» Job: Select the lines of the records containing the word "Import" and list them.

» Supplied information:

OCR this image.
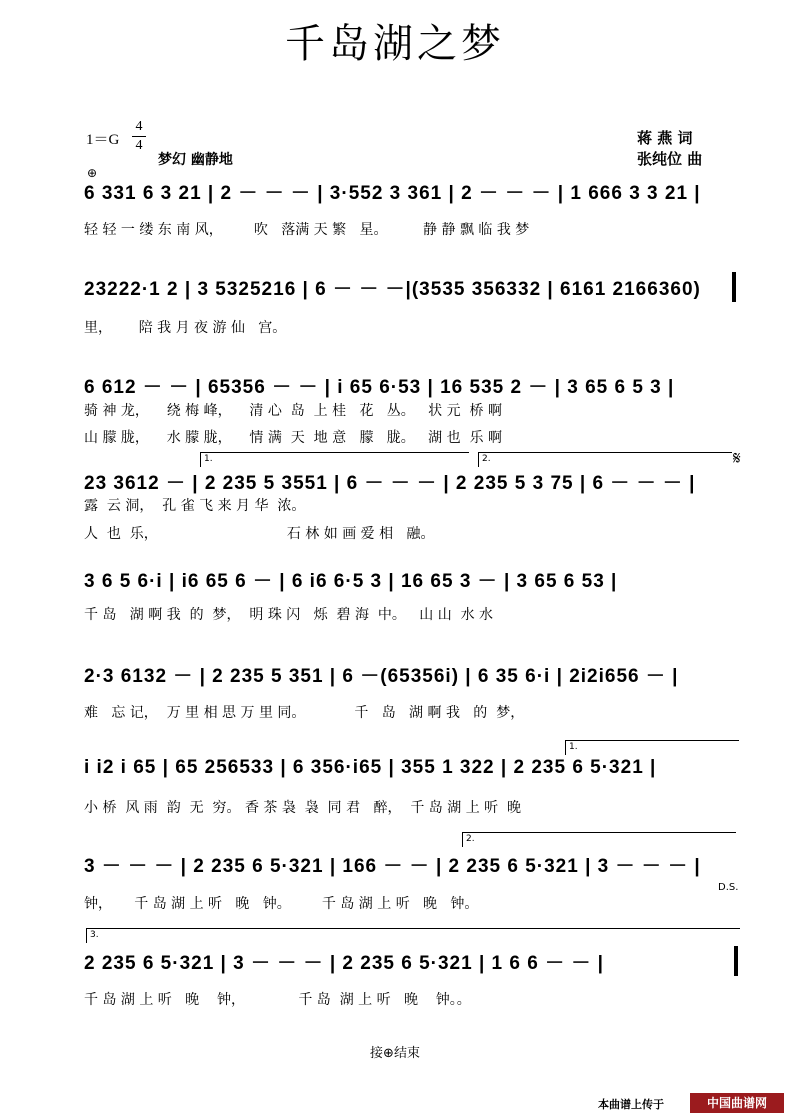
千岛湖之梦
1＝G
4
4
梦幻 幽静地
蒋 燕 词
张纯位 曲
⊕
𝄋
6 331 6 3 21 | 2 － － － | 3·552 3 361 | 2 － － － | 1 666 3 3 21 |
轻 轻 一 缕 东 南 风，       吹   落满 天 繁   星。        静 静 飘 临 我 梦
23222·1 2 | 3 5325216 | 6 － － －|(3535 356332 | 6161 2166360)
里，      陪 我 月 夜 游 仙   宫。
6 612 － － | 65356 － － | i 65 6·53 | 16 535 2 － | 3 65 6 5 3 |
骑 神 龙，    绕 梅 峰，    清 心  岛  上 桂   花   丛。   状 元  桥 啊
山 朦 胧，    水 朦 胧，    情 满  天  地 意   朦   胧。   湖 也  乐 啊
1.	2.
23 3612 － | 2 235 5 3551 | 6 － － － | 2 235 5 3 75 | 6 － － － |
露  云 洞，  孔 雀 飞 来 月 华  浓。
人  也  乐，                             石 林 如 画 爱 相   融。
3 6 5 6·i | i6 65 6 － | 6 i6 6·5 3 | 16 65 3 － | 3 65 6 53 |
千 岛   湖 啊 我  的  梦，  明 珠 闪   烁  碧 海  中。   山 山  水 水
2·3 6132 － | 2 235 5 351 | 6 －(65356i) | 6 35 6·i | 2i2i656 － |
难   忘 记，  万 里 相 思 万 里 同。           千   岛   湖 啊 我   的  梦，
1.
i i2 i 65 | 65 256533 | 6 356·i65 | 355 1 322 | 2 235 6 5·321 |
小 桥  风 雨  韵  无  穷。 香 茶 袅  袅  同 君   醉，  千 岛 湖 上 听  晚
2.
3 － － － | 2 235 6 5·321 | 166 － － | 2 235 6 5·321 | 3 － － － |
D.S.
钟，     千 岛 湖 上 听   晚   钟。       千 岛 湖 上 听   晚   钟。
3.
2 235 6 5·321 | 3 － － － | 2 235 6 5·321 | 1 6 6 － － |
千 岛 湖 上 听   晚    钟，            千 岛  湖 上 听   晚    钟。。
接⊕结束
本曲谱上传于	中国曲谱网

==

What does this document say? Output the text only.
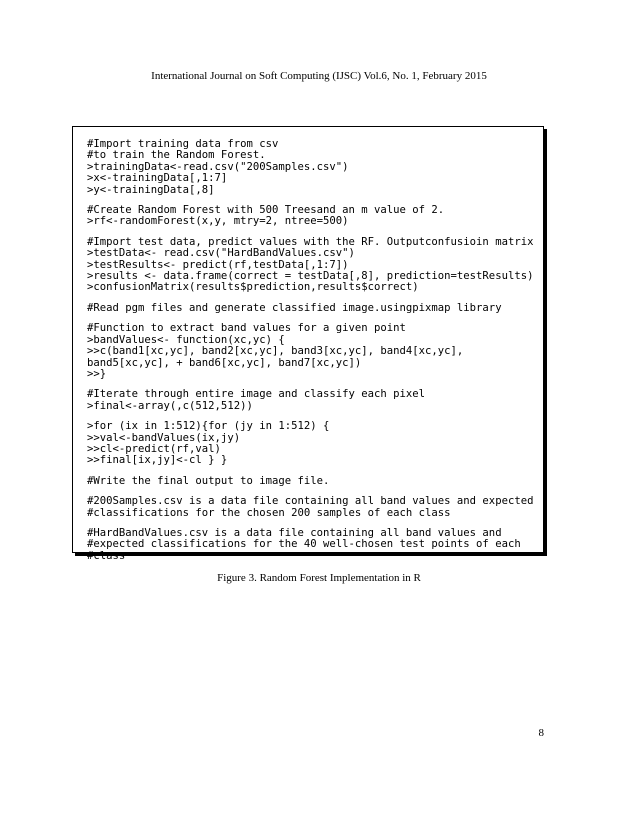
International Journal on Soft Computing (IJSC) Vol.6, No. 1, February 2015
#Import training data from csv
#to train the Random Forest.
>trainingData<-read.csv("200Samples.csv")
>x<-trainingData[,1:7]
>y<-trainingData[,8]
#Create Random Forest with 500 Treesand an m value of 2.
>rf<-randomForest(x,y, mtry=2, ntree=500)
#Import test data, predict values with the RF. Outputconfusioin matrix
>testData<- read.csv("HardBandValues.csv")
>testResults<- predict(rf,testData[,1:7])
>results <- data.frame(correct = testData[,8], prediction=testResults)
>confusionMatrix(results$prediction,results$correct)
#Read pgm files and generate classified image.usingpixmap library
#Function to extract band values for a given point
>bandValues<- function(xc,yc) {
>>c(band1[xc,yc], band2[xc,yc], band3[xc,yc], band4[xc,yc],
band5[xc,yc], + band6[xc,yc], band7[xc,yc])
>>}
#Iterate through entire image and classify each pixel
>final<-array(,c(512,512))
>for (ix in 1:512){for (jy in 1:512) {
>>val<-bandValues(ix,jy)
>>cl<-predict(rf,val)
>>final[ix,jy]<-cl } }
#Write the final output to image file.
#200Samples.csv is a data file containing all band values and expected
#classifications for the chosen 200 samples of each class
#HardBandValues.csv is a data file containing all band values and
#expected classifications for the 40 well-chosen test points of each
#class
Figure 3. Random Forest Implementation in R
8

* * *

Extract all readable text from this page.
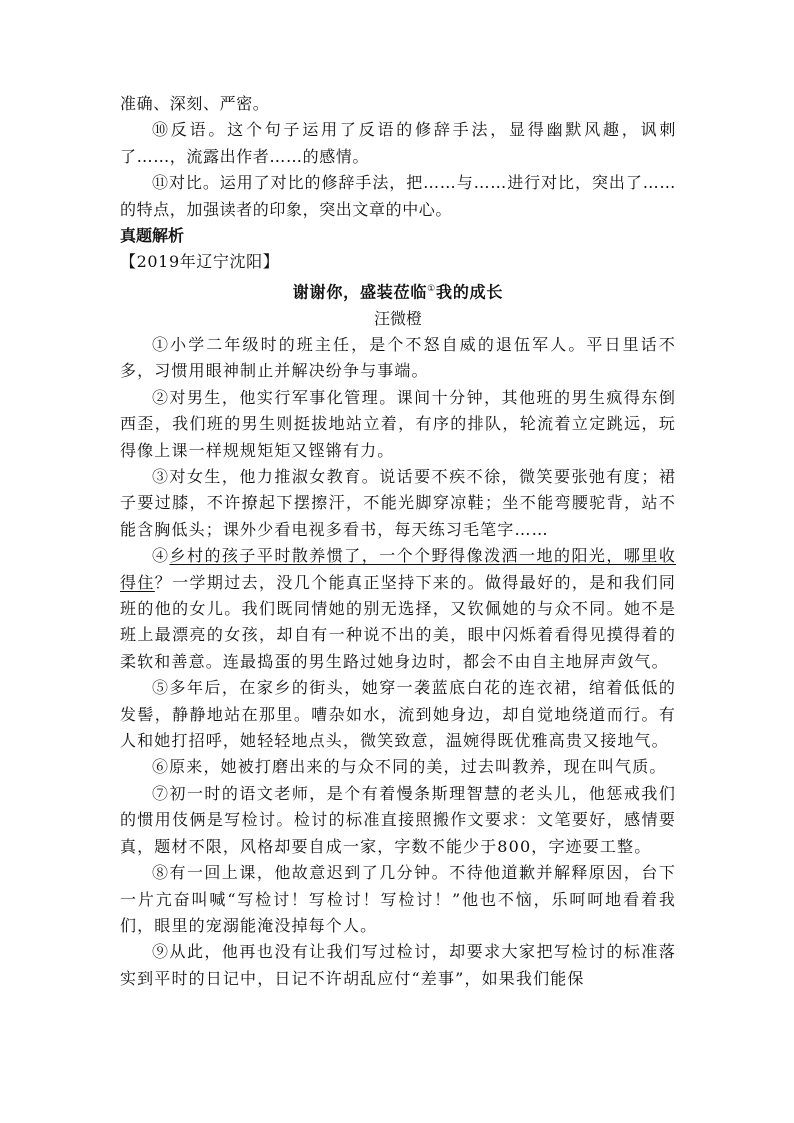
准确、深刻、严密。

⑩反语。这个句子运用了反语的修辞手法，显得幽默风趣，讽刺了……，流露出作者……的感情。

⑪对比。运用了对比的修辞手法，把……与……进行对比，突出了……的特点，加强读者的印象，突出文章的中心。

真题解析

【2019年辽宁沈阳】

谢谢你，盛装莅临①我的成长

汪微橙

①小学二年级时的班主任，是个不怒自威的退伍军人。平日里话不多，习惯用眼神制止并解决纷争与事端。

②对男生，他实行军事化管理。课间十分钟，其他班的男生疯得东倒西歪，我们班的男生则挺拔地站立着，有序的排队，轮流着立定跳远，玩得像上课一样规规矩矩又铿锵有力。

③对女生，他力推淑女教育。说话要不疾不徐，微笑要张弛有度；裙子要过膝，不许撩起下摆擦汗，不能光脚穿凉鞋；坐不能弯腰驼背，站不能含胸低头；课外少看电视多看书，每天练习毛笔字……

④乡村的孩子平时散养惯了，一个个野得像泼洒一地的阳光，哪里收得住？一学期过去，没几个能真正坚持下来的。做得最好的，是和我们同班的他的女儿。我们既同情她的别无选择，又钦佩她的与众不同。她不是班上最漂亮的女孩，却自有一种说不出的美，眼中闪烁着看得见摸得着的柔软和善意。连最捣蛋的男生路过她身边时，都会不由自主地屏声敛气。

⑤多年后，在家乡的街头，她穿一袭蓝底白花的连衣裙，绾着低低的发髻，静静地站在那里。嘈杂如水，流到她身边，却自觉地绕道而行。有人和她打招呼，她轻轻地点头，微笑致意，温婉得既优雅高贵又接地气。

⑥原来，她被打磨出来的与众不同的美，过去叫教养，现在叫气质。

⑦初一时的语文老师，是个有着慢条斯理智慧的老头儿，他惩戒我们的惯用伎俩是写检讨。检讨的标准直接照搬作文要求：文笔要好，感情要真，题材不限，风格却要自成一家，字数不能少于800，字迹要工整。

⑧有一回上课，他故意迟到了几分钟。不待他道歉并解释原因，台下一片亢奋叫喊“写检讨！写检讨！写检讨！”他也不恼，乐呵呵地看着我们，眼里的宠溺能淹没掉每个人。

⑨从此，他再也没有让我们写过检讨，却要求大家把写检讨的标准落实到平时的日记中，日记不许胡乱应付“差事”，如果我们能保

» Problem solution:
#Import training data from csv
#Import test data, predict values with the RF. Outputconfusioin matrix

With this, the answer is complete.